TASK PROMPT:
From the entries below, copy out every line with "name" in it.
------
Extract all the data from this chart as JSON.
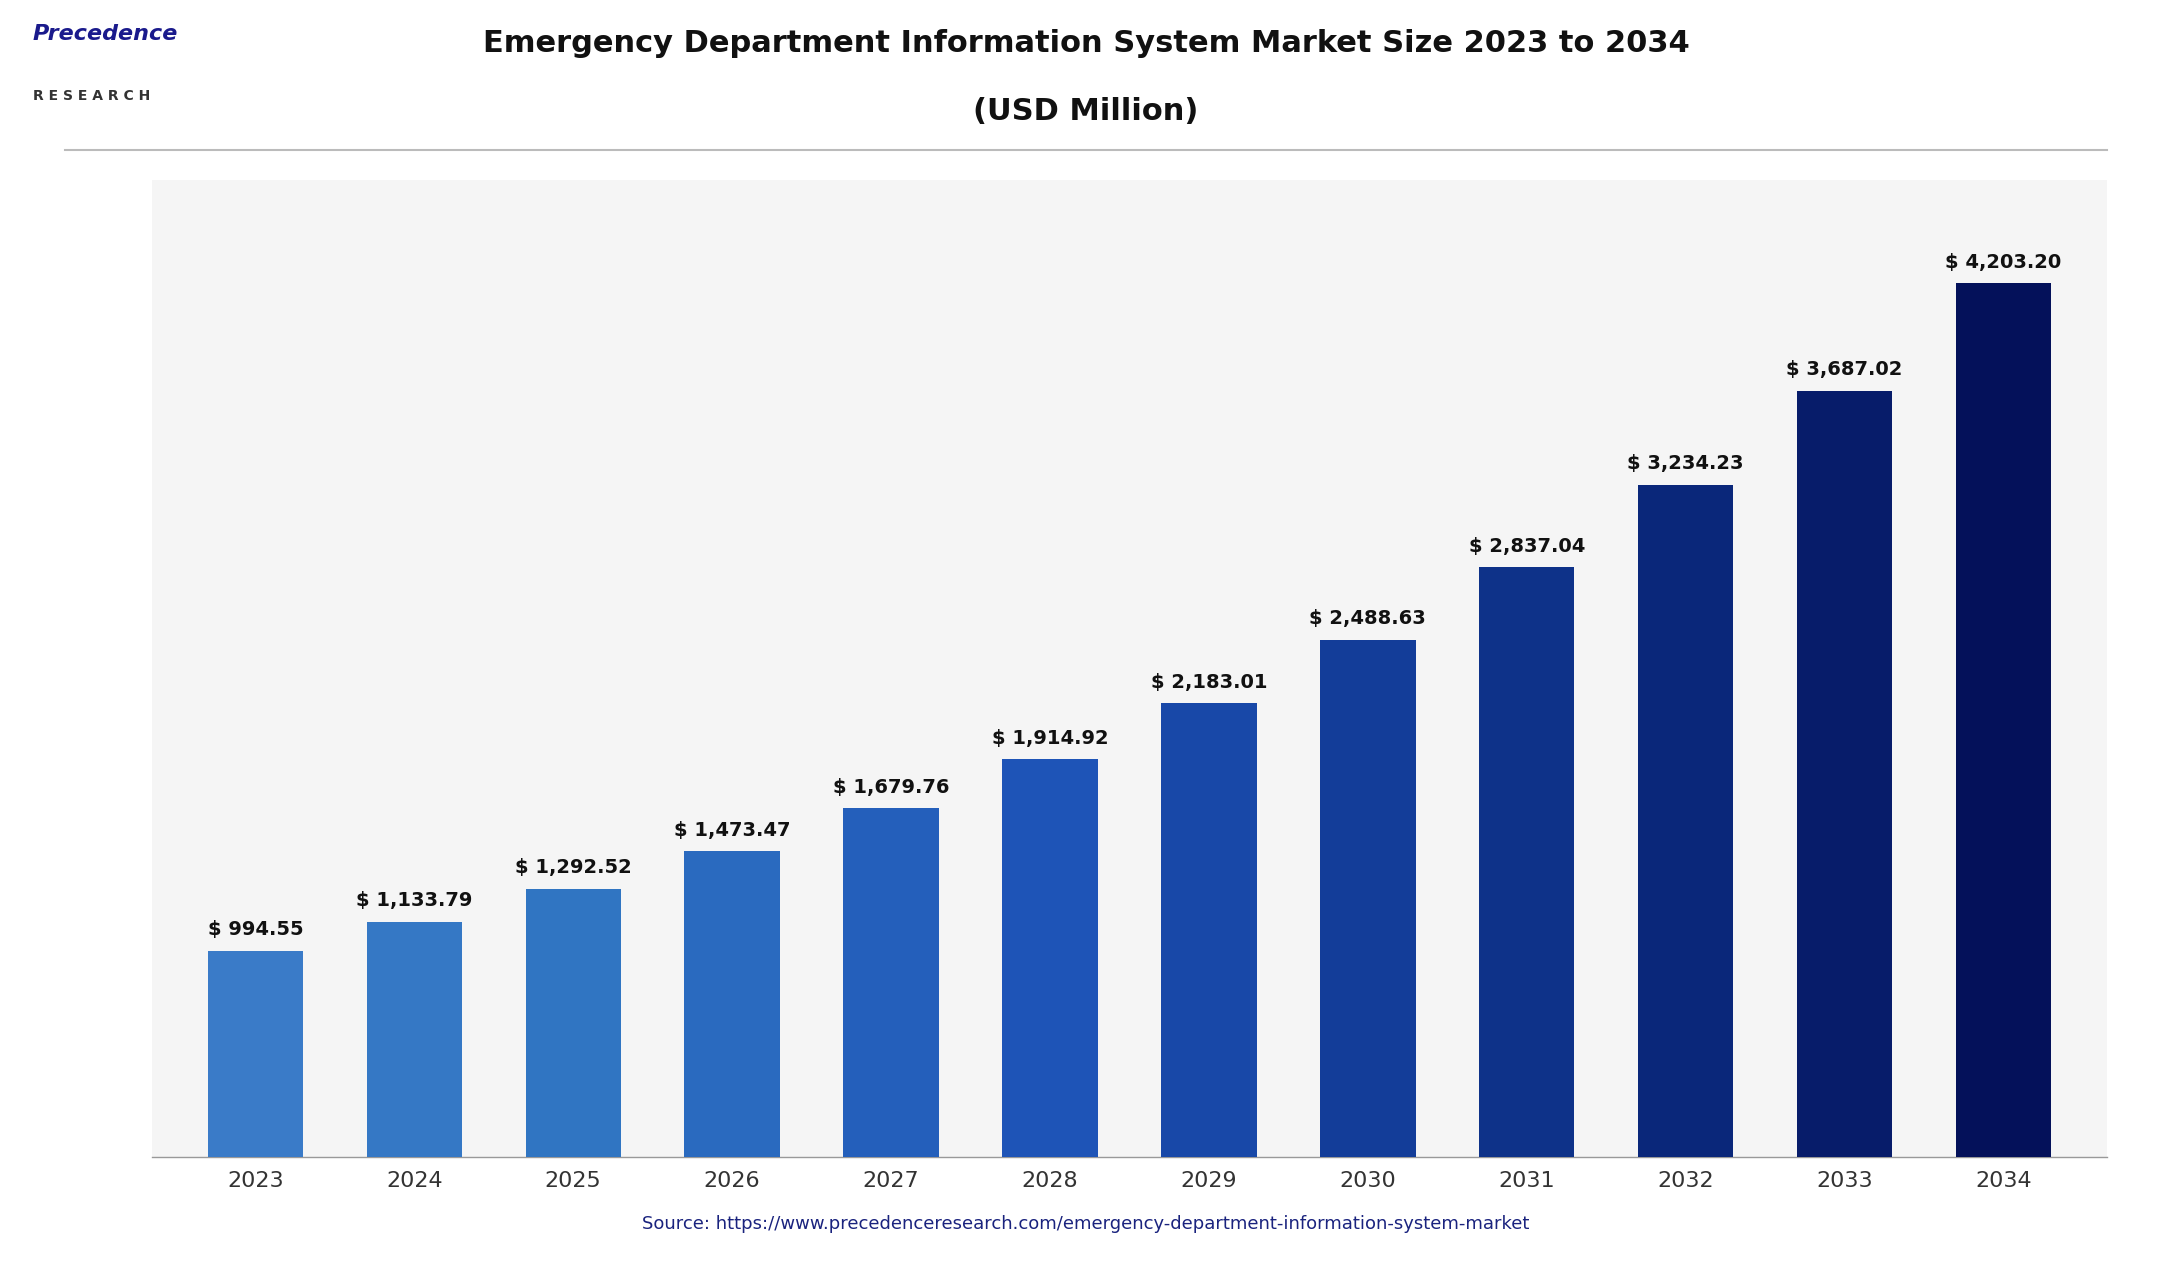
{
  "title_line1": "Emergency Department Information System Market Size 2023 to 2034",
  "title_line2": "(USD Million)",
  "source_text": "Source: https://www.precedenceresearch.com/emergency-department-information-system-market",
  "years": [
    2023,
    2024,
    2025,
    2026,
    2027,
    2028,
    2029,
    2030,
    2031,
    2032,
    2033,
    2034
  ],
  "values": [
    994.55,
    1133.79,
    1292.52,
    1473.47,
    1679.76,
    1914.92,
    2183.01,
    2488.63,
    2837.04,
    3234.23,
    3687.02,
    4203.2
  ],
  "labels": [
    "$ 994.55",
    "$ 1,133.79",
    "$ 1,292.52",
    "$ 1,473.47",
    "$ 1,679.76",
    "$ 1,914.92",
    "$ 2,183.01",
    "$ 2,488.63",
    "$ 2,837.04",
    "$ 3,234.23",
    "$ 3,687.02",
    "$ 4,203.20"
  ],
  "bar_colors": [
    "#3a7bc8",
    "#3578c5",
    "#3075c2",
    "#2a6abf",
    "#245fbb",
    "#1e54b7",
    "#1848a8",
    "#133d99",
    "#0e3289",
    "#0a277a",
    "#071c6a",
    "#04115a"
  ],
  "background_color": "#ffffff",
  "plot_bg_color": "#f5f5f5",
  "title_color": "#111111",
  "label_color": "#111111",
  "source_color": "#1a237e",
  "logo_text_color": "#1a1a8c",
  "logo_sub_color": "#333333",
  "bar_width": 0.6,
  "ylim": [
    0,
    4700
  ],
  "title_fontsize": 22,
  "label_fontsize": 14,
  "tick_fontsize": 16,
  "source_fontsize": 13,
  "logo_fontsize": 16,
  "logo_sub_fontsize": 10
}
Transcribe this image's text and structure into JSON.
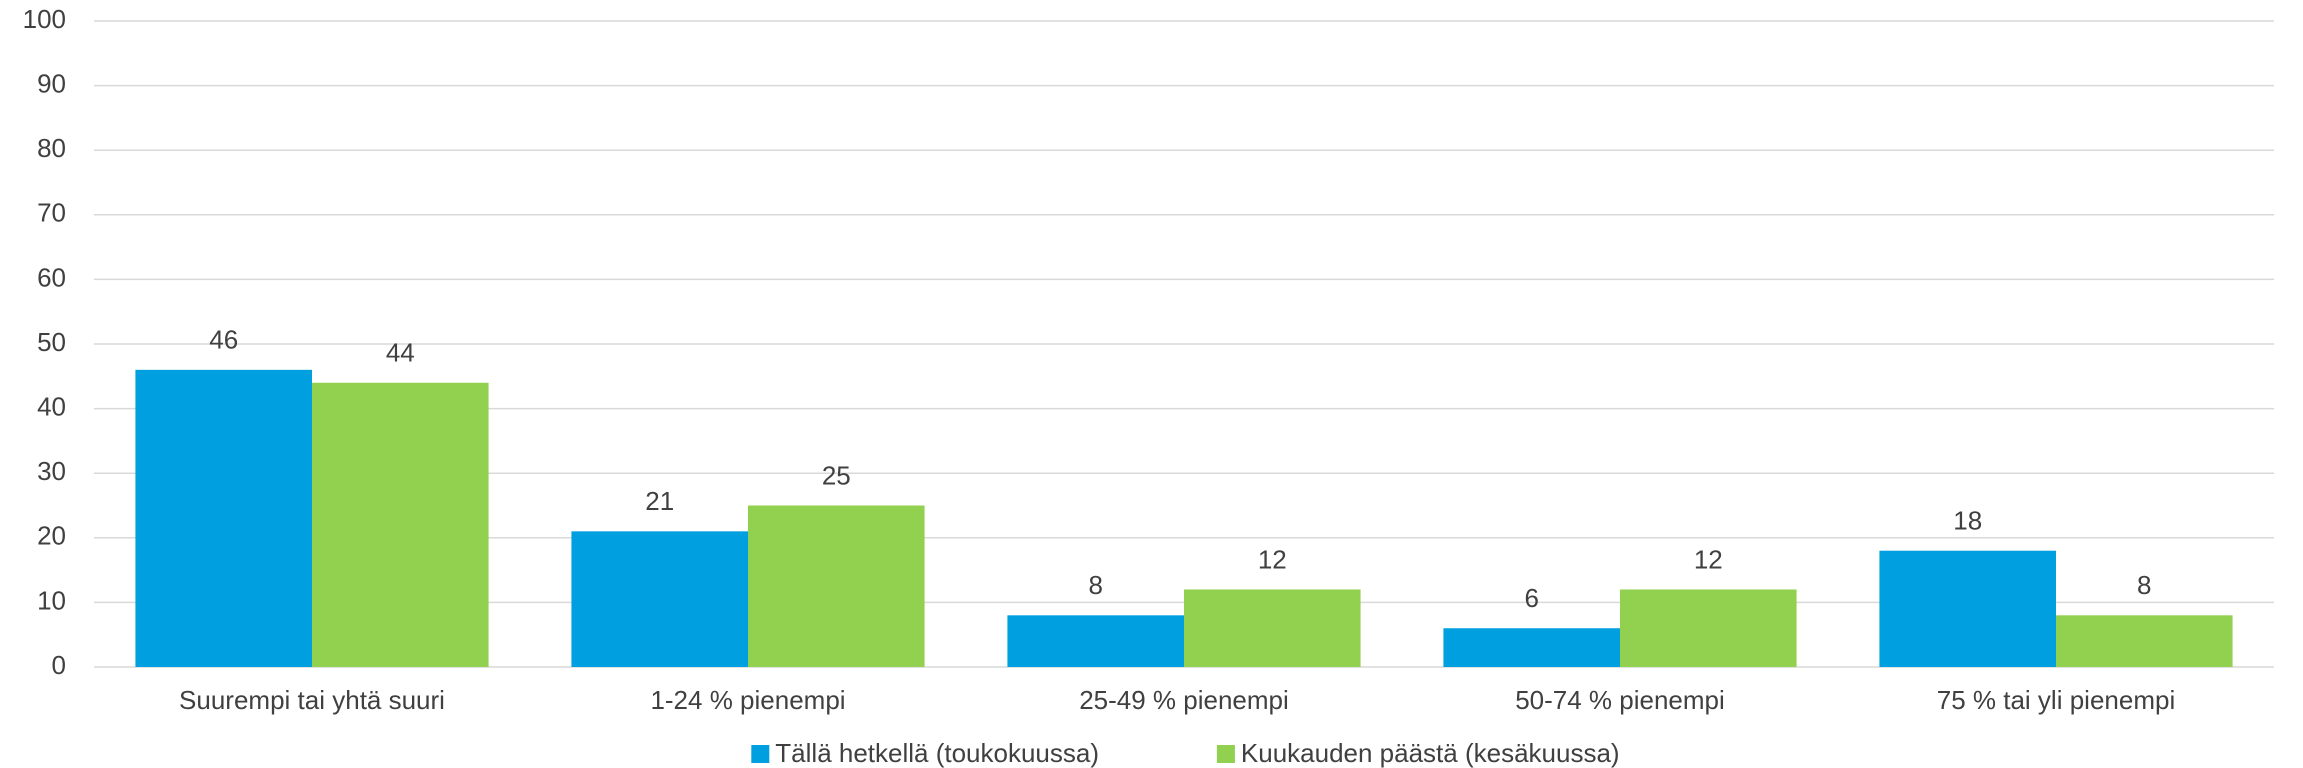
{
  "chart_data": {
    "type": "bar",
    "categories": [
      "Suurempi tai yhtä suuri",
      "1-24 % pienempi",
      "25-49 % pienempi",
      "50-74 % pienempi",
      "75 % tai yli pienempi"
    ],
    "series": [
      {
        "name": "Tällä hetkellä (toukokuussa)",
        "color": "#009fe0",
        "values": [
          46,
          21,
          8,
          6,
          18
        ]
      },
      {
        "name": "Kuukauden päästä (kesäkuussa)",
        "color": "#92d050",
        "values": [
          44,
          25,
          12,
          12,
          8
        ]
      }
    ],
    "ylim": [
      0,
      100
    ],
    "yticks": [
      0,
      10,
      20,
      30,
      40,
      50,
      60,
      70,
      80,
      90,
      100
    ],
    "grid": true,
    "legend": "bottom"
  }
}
------
EXERCISE RESPONSE:
        "name": "Tällä hetkellä (toukokuussa)",
        "name": "Kuukauden päästä (kesäkuussa)",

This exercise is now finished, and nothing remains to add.